## DOCUMENT TEXT
----------
We verified the WES results by Sanger sequencing of the entire SERPINC1 gene and included all family members. Heterozygosity for the AT Budapest 3 variant was confirmed in all probands but not in the asymptomatic mother. Of note, Proband 3 was also heterozygous for the variant, c.1063T > G (p.Phe355Val) in SERPINC1. The entire F2 and F11 genes were also Sanger sequenced and no relevant findings were detected in the three probands.

Discussion and conclusions

Inherited antithrombin deficiency (OMIM#613,118) [7] was indicated in this family, and heterozygosity for the Budapest 3 mutation in SERPINC1 could explain the reduced AT activity in the three probands. To detect the Budapest 3 mutation in the heterozygous form the Innovance was the most sensitive, and the Berichrom the least sensitive assay, which is in line with the findings of Rojnik et al [8]. The Berichrom assay could not detect the Budapest 3 variant in its heterozygous form in Proband 1, and the HemosIL and STA-Stachrom assays resulted in borderline values. Thus, in some cases, the use of these three reagents may not detect the heterozygous Budapest 3 variant and lead to underdiagnosed ATD [8]. It could be speculated that the reduced AT activity and antigen levels in Proband 3 was caused by the combination of the Budapest 3 mutation and the variant, c.1063T > G, in SERPINC1, as the ATD patient reported by Provaznìkovà and co-workers [9] carried the same combination of variants. However, although predicted to alter a well-conserved amino acid, the latter variant was interpreted as of uncertain clinical significance according to the ACMG/AMP criteria [10]. Furthermore, the sons of Proband 3 had earlier and more severe clinical presentation than their father and did not carry the variant, C.1063T > G.
----------
## DATA PROVIDED
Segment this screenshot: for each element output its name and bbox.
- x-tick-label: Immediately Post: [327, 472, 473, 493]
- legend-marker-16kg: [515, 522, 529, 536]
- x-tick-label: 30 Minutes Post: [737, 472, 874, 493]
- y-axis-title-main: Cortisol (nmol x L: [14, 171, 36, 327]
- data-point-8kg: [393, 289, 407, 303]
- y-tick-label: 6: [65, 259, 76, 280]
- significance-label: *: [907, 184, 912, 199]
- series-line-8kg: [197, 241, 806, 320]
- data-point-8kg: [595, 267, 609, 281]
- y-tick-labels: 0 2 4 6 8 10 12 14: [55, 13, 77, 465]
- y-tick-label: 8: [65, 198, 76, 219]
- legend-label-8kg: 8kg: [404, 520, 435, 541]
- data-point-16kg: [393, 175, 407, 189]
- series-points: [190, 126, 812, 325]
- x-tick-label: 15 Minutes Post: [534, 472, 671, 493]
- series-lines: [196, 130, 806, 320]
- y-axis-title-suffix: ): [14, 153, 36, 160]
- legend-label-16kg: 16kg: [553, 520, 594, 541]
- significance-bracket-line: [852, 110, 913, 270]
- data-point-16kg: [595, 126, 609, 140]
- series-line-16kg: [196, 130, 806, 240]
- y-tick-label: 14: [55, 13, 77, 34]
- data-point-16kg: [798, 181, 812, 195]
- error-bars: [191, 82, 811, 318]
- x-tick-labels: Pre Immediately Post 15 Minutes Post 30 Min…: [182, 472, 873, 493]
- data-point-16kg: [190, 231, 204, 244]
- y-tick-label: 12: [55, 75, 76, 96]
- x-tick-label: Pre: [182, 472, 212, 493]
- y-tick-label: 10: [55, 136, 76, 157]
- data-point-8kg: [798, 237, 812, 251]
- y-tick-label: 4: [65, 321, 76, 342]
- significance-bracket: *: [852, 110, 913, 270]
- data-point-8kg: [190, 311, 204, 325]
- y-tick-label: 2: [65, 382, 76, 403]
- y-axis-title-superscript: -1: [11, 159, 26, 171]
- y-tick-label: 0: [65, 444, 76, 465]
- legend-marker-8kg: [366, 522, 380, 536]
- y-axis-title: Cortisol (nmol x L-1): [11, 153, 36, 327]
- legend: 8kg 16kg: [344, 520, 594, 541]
----------
## COMPLETE THE FOLLOWING
[A] Rewrite the antithrombin deficiency text from "We verified the" to "detected in the three probands.", replacing "asymptomatic mother" with "unaffected mother".
[B] Using the antithrombin deficiency text, answer these questions:
(i) Besides SERPINC1, which genes were Sanger sequenced in the three probands?
(ii) Which assay was the most sensitive for detecting the heterozygous Budapest 3 mutation?
(iii) Under which criteria was the c.1063T > G variant interpreted as of uncertain clinical significance?
[C] Continue the antithrombin deficiency text from where it stops.

## RESULTS BY TASK
[A]
We verified the WES results by Sanger sequencing of the entire SERPINC1 gene and included all family members. Heterozygosity for the AT Budapest 3 variant was confirmed in all probands but not in the unaffected mother. Of note, Proband 3 was also heterozygous for the variant, c.1063T > G (p.Phe355Val) in SERPINC1. The entire F2 and F11 genes were also Sanger sequenced and no relevant findings were detected in the three probands.

[B]
(i) F2 and F11
(ii) Innovance
(iii) ACMG/AMP criteria

[C]
The finding of Budapest 3 mutations in this family is in line with the association between this variant, thrombophilia, and isolated infrarenal IVC anomalies, although the previously reported cases were homozygous for this variant [6]. Indeed, heterozygote patients were not included in the study of De la Morena-Barrio and co-workers. Their finding of reduced penetrance of structural IVC anomalies even in homozygote individuals is in line with this report.

Heterozygosity for the Budapest 3 mutation may partly explain the observed severe thrombophilia and IVC anomalies. In proband 1 antiphospholipid syndrome and paraplegia with underdeveloped and hypoplastic arteries may also have contributed to arterial insufficiency as well as arterial and venous thrombosis. The cause of his cerebral paresis is not known, although discolored amniotic fluid and possible neonatal asphyxia were mentioned in his medical records. We did not find that a cerebral MRI was performed. A perinatal vascular event cannot be excluded. The severity of the collective clinical history in this family in the presence of only modest reduction in AT activity urged us to carry out further searches for other contributing genetic causes. However, despite comprehensive genomic investigations, no indication of digenic or autosomal recessive inheritance of the sons’ IVC anomaly with a hitherto identified maternal genetic contribution was found. Contribution from yet unidentified genetic factors cannot be excluded.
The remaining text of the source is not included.